■ **Dataset records**
++++++++++

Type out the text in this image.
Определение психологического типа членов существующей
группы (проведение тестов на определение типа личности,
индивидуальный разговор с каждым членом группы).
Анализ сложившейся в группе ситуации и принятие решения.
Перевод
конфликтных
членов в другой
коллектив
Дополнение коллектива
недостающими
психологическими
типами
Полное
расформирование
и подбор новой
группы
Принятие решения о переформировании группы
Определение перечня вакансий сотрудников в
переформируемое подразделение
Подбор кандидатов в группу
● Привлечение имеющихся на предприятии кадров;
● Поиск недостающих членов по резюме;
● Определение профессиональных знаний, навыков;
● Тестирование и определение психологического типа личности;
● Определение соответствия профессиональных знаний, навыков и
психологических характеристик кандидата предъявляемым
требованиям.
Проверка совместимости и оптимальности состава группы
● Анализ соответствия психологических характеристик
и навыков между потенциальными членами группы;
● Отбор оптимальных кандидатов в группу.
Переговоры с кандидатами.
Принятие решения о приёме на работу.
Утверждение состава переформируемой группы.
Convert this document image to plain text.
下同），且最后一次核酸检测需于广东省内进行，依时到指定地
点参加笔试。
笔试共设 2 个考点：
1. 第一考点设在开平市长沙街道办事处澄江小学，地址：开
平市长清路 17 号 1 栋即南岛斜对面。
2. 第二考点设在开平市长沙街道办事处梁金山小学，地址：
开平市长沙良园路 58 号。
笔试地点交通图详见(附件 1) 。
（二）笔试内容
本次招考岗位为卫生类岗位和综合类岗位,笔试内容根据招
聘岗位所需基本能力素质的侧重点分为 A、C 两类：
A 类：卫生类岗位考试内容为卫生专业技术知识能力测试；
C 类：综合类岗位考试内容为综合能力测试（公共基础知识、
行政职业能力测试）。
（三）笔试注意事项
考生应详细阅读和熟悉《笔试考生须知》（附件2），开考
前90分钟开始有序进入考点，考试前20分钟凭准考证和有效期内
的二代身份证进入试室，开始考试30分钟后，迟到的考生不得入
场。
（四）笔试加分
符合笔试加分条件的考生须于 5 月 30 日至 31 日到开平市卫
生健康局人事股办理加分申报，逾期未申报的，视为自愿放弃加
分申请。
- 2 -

++++++++++

■ **Task instructions**
Begin at the line containing "Convert this document image to plain text." and reproduce each line through the end of the records above.

■ **Response to this task**
Convert this document image to plain text.
下同），且最后一次核酸检测需于广东省内进行，依时到指定地
点参加笔试。
笔试共设 2 个考点：
1. 第一考点设在开平市长沙街道办事处澄江小学，地址：开
平市长清路 17 号 1 栋即南岛斜对面。
2. 第二考点设在开平市长沙街道办事处梁金山小学，地址：
开平市长沙良园路 58 号。
笔试地点交通图详见(附件 1) 。
（二）笔试内容
本次招考岗位为卫生类岗位和综合类岗位,笔试内容根据招
聘岗位所需基本能力素质的侧重点分为 A、C 两类：
A 类：卫生类岗位考试内容为卫生专业技术知识能力测试；
C 类：综合类岗位考试内容为综合能力测试（公共基础知识、
行政职业能力测试）。
（三）笔试注意事项
考生应详细阅读和熟悉《笔试考生须知》（附件2），开考
前90分钟开始有序进入考点，考试前20分钟凭准考证和有效期内
的二代身份证进入试室，开始考试30分钟后，迟到的考生不得入
场。
（四）笔试加分
符合笔试加分条件的考生须于 5 月 30 日至 31 日到开平市卫
生健康局人事股办理加分申报，逾期未申报的，视为自愿放弃加
分申请。
- 2 -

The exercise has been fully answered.